= EXERCICE PROPOSÉ 1 =
Présente en liste JSON de chaînes, une chaîne par ligne et sans lignes vides, les lignes des données enregistrées depuis leur début jusqu'à celle qui contient "background-dot: [716, 1964, 836, 2048]", cette dernière comprise.

= EXTRAIT DU DOCUMENT =
⁂
Jephan DE VILLIERS 1940 –

Mille et trois souffles d’écorces ou la dernière forêt en marche.

Enfant, il est isolé du monde par de fréquents ennuis de santé. Seul dans sa chambre, il voit un marronnier qui lui fait signe par la fenêtre. Adulte, il se souvient de sa solitude et du contact visuel avec l’arbre, source de sa connexion avec la nature :

 « Je parlais aux arbres par les racines, je leur racontais des histoires. J’attendais qu’ils me disent ce qu’ils ressentaient. »

Il réalise ses premières peintures et sculptures vers l’âge de 12 ans et construit d’immenses villages de terre et d’écorces.
A 18 ans, il commence une série de peintures à l’œuf : les coquilles sont remplies de gouaches de couleurs différentes et lancées par la fenêtre sur de grands papiers noirs.
En 1966, première exposition. Impressionné par ses visites dans l’atelier reconstitué de Constantin Brancusi au musée d’Art Moderne à Paris, il entre alors dans une période de sculptures blanches filiformes qui va durer dix ans : les Structures Aquatiales. Il dit pratiquer une discipline inconnue révélant un univers imaginaire.
Lors d’un déjeuner où il s’ennuie, il fabrique une petite tête à l’aide de mie de pain qu’il met dans sa poche. Il fait ensuite une balade dans la forêt de Soignes, en bordure de Bruxelles, et trouve un bout de bois qu’il appelle « bois corps», fragment d’éternité donné par la nature. Il fait le lien avec la tête de mie de pain, les associe et dit que la résurrection se passe quand l’élément naturel est associé à un visage.
⁂
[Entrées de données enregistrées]
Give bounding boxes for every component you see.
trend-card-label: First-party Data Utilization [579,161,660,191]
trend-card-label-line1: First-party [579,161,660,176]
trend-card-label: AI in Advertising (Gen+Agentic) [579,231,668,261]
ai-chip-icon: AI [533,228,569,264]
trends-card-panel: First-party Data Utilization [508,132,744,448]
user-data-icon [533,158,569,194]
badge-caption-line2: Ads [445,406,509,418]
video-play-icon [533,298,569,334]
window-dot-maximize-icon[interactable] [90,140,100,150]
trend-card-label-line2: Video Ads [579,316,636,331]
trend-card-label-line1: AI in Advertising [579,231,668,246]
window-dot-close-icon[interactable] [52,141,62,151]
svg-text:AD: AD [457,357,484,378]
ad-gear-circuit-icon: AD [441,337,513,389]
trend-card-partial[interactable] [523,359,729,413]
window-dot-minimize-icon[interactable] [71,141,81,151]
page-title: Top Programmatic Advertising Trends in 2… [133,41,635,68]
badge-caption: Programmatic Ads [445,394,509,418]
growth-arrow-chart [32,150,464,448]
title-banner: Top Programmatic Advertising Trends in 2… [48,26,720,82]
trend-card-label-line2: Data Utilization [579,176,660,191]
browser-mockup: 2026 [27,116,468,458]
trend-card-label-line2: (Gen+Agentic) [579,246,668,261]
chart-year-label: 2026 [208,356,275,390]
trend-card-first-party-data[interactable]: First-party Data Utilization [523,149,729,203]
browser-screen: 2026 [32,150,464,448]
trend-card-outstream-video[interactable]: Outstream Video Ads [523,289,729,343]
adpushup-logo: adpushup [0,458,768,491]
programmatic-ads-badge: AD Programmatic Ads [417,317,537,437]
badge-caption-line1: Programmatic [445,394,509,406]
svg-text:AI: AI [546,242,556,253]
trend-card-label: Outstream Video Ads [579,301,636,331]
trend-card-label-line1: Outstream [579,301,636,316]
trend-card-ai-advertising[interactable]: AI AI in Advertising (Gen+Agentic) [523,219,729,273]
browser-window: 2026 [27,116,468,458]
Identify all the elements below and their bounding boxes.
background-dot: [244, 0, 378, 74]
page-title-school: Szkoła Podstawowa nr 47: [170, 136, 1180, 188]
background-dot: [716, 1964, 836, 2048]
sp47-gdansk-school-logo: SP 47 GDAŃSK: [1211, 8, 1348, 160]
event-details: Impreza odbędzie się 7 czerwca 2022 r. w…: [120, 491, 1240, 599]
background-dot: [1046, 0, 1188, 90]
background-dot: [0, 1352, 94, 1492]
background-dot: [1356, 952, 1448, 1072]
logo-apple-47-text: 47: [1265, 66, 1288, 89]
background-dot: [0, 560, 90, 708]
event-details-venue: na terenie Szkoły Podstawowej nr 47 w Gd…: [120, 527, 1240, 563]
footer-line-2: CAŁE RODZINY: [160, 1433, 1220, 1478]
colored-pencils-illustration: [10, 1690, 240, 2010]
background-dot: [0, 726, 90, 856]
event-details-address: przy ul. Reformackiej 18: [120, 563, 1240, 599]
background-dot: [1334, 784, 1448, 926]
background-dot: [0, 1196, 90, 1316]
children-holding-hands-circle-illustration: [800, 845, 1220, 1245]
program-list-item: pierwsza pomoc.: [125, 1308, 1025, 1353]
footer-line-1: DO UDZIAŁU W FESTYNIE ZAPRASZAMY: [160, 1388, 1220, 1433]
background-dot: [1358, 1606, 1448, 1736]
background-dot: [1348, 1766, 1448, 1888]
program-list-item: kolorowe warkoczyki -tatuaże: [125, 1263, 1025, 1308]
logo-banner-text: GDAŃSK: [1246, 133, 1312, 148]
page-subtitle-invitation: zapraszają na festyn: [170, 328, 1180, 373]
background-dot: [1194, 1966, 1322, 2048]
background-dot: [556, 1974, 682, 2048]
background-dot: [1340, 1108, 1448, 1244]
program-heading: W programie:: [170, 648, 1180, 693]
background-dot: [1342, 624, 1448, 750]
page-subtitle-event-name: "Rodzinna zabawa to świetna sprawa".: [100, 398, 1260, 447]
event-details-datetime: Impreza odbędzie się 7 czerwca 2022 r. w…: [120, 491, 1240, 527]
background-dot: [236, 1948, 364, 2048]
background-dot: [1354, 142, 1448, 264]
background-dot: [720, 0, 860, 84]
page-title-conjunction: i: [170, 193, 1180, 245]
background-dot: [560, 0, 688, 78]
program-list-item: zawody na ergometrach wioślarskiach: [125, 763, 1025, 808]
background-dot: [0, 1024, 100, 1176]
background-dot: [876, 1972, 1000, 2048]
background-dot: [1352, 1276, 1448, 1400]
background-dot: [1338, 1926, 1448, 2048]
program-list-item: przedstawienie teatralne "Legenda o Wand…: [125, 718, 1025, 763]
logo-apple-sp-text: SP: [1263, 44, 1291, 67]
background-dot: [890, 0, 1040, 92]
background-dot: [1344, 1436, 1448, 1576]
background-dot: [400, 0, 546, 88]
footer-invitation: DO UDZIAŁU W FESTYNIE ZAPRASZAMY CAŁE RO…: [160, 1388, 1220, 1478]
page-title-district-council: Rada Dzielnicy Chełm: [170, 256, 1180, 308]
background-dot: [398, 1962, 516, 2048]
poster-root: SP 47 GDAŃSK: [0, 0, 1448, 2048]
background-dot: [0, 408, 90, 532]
⁂
= EXERCICE PROPOSÉ 2 =
Rédige la suite du texte consacré à Jephan de Villiers, à partir de sa dernière phrase.

= RÉPONSE À L'EXERCICE 1 =
[
  "Give bounding boxes for every component you see.",
  "trend-card-label: First-party Data Utilization [579,161,660,191]",
  "trend-card-label-line1: First-party [579,161,660,176]",
  "trend-card-label: AI in Advertising (Gen+Agentic) [579,231,668,261]",
  "ai-chip-icon: AI [533,228,569,264]",
  "trends-card-panel: First-party Data Utilization [508,132,744,448]",
  "user-data-icon [533,158,569,194]",
  "badge-caption-line2: Ads [445,406,509,418]",
  "video-play-icon [533,298,569,334]",
  "window-dot-maximize-icon[interactable] [90,140,100,150]",
  "trend-card-label-line2: Video Ads [579,316,636,331]",
  "trend-card-label-line1: AI in Advertising [579,231,668,246]",
  "window-dot-close-icon[interactable] [52,141,62,151]",
  "svg-text:AD: AD [457,357,484,378]",
  "ad-gear-circuit-icon: AD [441,337,513,389]",
  "trend-card-partial[interactable] [523,359,729,413]",
  "window-dot-minimize-icon[interactable] [71,141,81,151]",
  "page-title: Top Programmatic Advertising Trends in 2… [133,41,635,68]",
  "badge-caption: Programmatic Ads [445,394,509,418]",
  "growth-arrow-chart [32,150,464,448]",
  "title-banner: Top Programmatic Advertising Trends in 2… [48,26,720,82]",
  "trend-card-label-line2: Data Utilization [579,176,660,191]",
  "browser-mockup: 2026 [27,116,468,458]",
  "trend-card-label-line2: (Gen+Agentic) [579,246,668,261]",
  "chart-year-label: 2026 [208,356,275,390]",
  "trend-card-first-party-data[interactable]: First-party Data Utilization [523,149,729,203]",
  "browser-screen: 2026 [32,150,464,448]",
  "trend-card-outstream-video[interactable]: Outstream Video Ads [523,289,729,343]",
  "adpushup-logo: adpushup [0,458,768,491]",
  "programmatic-ads-badge: AD Programmatic Ads [417,317,537,437]",
  "badge-caption-line1: Programmatic [445,394,509,406]",
  "svg-text:AI: AI [546,242,556,253]",
  "trend-card-label: Outstream Video Ads [579,301,636,331]",
  "trend-card-label-line1: Outstream [579,301,636,316]",
  "trend-card-ai-advertising[interactable]: AI AI in Advertising (Gen+Agentic) [523,219,729,273]",
  "browser-window: 2026 [27,116,468,458]",
  "Identify all the elements below and their bounding boxes.",
  "background-dot: [244, 0, 378, 74]",
  "page-title-school: Szkoła Podstawowa nr 47: [170, 136, 1180, 188]",
  "background-dot: [716, 1964, 836, 2048]"
]

= RÉPONSE À L'EXERCICE 2 =
En 1978, Il invente le concept d’Arbonie qui est constitué de fragments de mémoire qui font apparaître l’invisible à partir du vivant. Aux confins du temps et de la terre, le peuple des racines possède des outils, une écriture, et même un langage. Il dit être à l’écoute de la poésie du monde.

MILLE ET TROIS SOUFFLES D’ÉCORCE ou LA DERNIÈRE FORÊT EN MARCHE

Un musicien, Eric la Casa composera un album autour de l’œuvre : Album ARBONIE 1996

ANALYSE ESTHETIQUE

1 IMPRESSIONS GÉNÉRALES

Amusé, enthousiaste
Effrayée, angoissé
Émue, méditatif
Curieuse, interrogatif
Perdu, submergé
Acculée, petit, insignifiant
Écartelée, étrange
Perplexe, sceptique
Assimilé

2 PROCÉDÉS TECHNIQUES

1 LE VOLUME

Parallélépipède rectangle qui serait coupé en oblique pour donner ce volume un peu triangulaire. Forme de barque dont la poupe est plus haute, espèce de barge, bac à fond plat.
Vide et plein : il y plus de plein que de vide, mais il y a du vide entre chaque figurine et si on tient compte de la forme géométrique complète et des éléments en hauteur, cela génère beaucoup de vide. Le fond de la barque, le socle, exploite le plein et les éléments qui ressortent sont séparés par du vide.

2 LA LIGNE DE DIRECTION

Horizontale : ligne majoritaire, socle de l’œuvre. Verticales : de nombreuses lignes légèrement courbées, obliques, tendent vers le haut. On n’est pas dans la verticalité mathématique. Courbes : boules de papier (cerveaux), feuille (ailes) du personnage principal. Jehan de Villiers utilise donc toutes les lignes : il privilégie l’horizontale, dont la fonction est de stabiliser l’œuvre qui donne l’impression d’avancer. La multiplication des verticales peut également donner lieu au choix de dire que la ligne verticale est équivalente, voire principale. Tout dépend de la sensibilité de chacun.

3 L’ÉTAT DE SURFACE

Que ressent-on en passant la main sur les différents éléments ?

Matériaux, matières : les petits personnages sont faits de bois, leur tête de céramique, les chariots sont en métal et en bois, avec en outre des branchages. Sur les chariots, des boules de papier.

Sensations physiques : doux moelleux pour le sable, rugueux, irrégulier, désagréable pour le bois, lisse, fragile, piquante pour l’aile.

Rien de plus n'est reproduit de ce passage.